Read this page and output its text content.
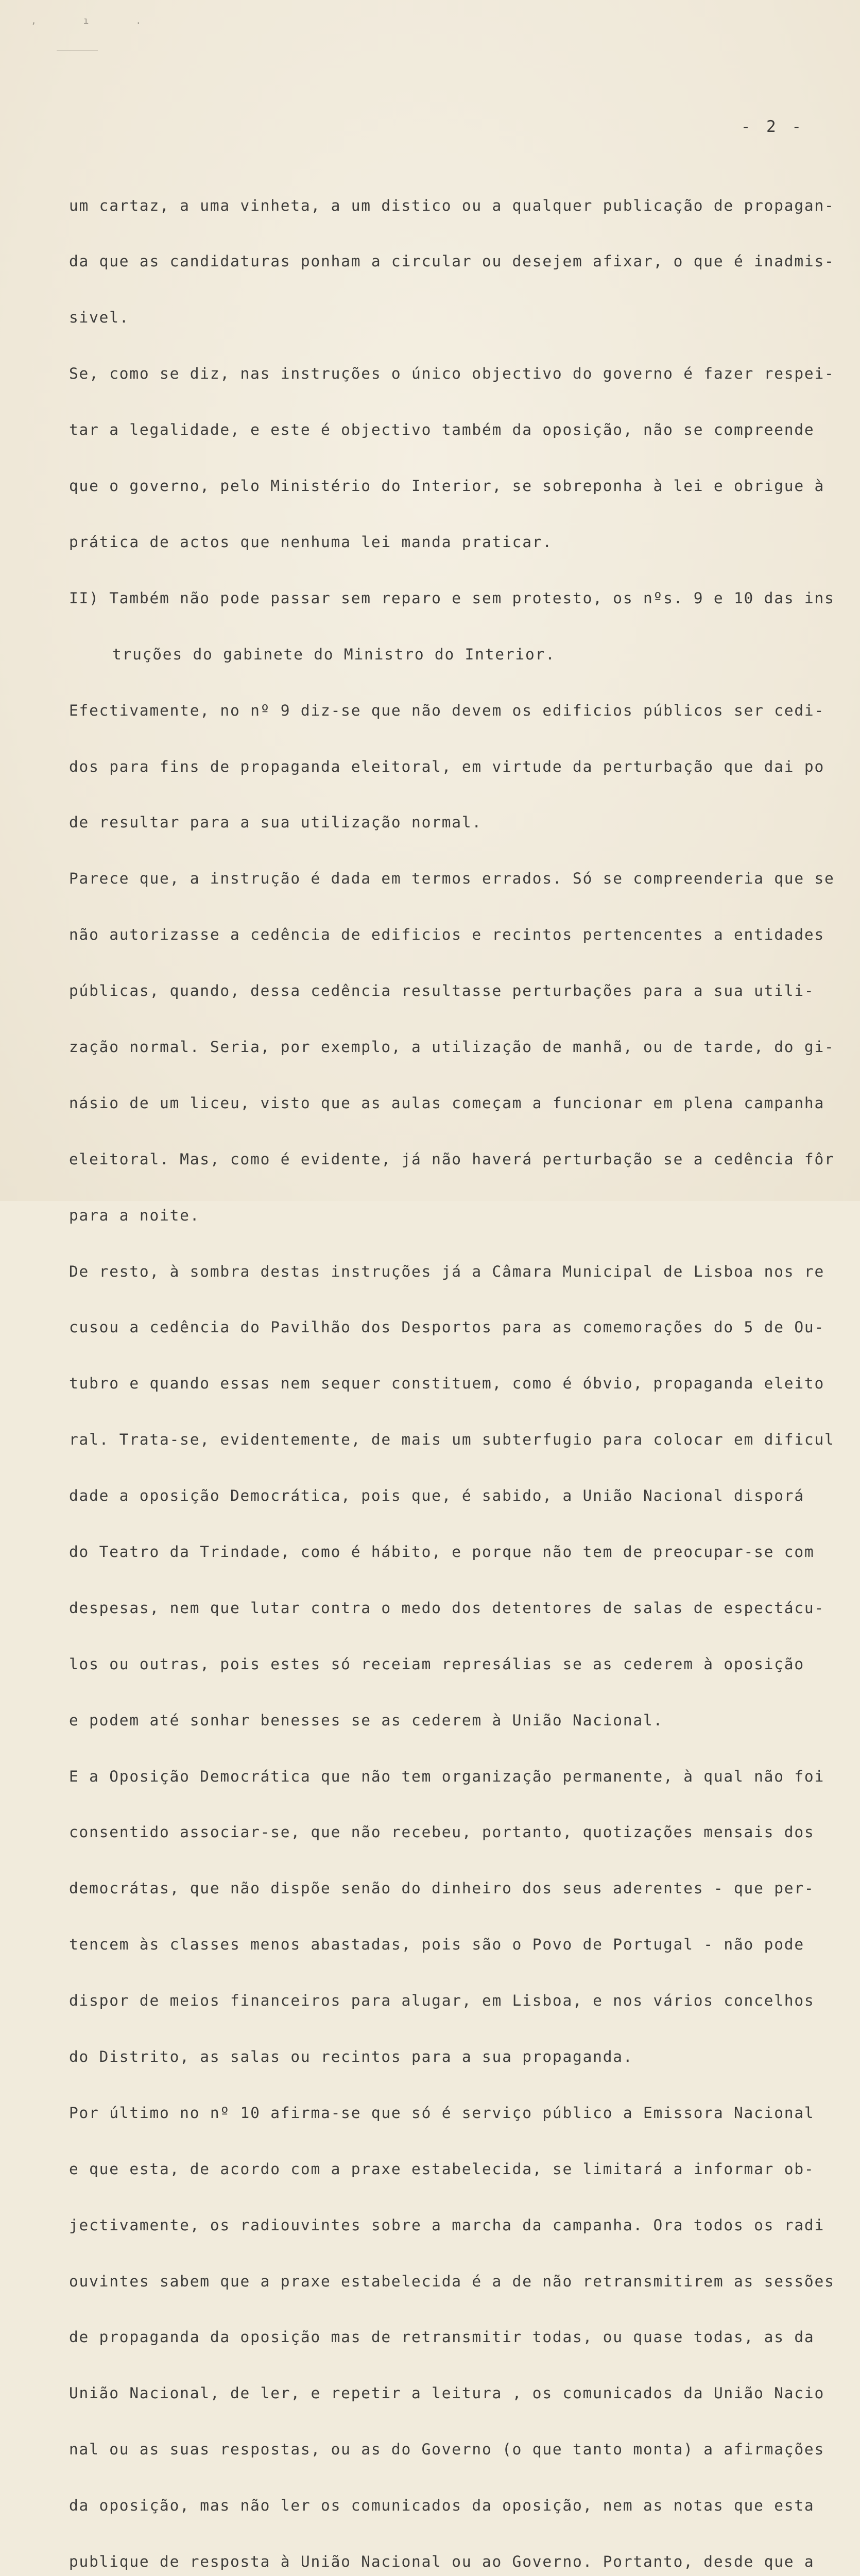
, ı .
- 2 -

um cartaz, a uma vinheta, a um distico ou a qualquer publicação de propagan-

da que as candidaturas ponham a circular ou desejem afixar, o que é inadmis-

sivel.

Se, como se diz, nas instruções o único objectivo do governo é fazer respei-

tar a legalidade, e este é objectivo também da oposição, não se compreende

que o governo, pelo Ministério do Interior, se sobreponha à lei e obrigue à

prática de actos que nenhuma lei manda praticar.

II) Também não pode passar sem reparo e sem protesto, os nºs. 9 e 10 das ins

truções do gabinete do Ministro do Interior.

Efectivamente, no nº 9 diz-se que não devem os edificios públicos ser cedi-

dos para fins de propaganda eleitoral, em virtude da perturbação que dai po

de resultar para a sua utilização normal.

Parece que, a instrução é dada em termos errados. Só se compreenderia que se

não autorizasse a cedência de edificios e recintos pertencentes a entidades

públicas, quando, dessa cedência resultasse perturbações para a sua utili-

zação normal. Seria, por exemplo, a utilização de manhã, ou de tarde, do gi-

násio de um liceu, visto que as aulas começam a funcionar em plena campanha

eleitoral. Mas, como é evidente, já não haverá perturbação se a cedência fôr

para a noite.

De resto, à sombra destas instruções já a Câmara Municipal de Lisboa nos re

cusou a cedência do Pavilhão dos Desportos para as comemorações do 5 de Ou-

tubro e quando essas nem sequer constituem, como é óbvio, propaganda eleito

ral. Trata-se, evidentemente, de mais um subterfugio para colocar em dificul

dade a oposição Democrática, pois que, é sabido, a União Nacional disporá

do Teatro da Trindade, como é hábito, e porque não tem de preocupar-se com

despesas, nem que lutar contra o medo dos detentores de salas de espectácu-

los ou outras, pois estes só receiam represálias se as cederem à oposição

e podem até sonhar benesses se as cederem à União Nacional.

E a Oposição Democrática que não tem organização permanente, à qual não foi

consentido associar-se, que não recebeu, portanto, quotizações mensais dos

democrátas, que não dispõe senão do dinheiro dos seus aderentes - que per-

tencem às classes menos abastadas, pois são o Povo de Portugal - não pode

dispor de meios financeiros para alugar, em Lisboa, e nos vários concelhos

do Distrito, as salas ou recintos para a sua propaganda.

Por último no nº 10 afirma-se que só é serviço público a Emissora Nacional

e que esta, de acordo com a praxe estabelecida, se limitará a informar ob-

jectivamente, os radiouvintes sobre a marcha da campanha. Ora todos os radi

ouvintes sabem que a praxe estabelecida é a de não retransmitirem as sessões

de propaganda da oposição mas de retransmitir todas, ou quase todas, as da

União Nacional, de ler, e repetir a leitura , os comunicados da União Nacio

nal ou as suas respostas, ou as do Governo (o que tanto monta) a afirmações

da oposição, mas não ler os comunicados da oposição, nem as notas que esta

publique de resposta à União Nacional ou ao Governo. Portanto, desde que a
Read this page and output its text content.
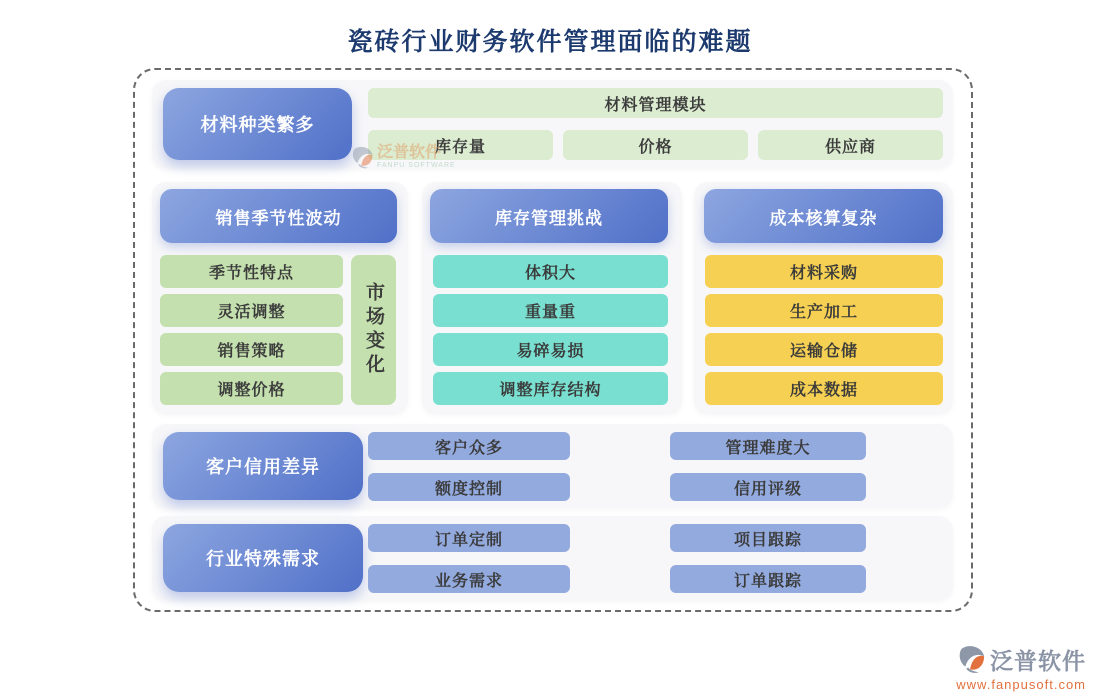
瓷砖行业财务软件管理面临的难题
材料种类繁多
材料管理模块
库存量	价格	供应商
销售季节性波动
季节性特点
灵活调整
销售策略
调整价格
市场变化
库存管理挑战
体积大
重量重
易碎易损
调整库存结构
成本核算复杂
材料采购
生产加工
运输仓储
成本数据
客户信用差异
客户众多	管理难度大
额度控制	信用评级
行业特殊需求
订单定制	项目跟踪
业务需求	订单跟踪
泛普软件
FANPU SOFTWARE
泛普软件
www.fanpusoft.com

◆ ◆ ◆ ◆ ◆ ◆ ◆

:: Aim of the exercise ::
Find how many of the lines above have the word "União" in them. State only that number.

:: The output ::
4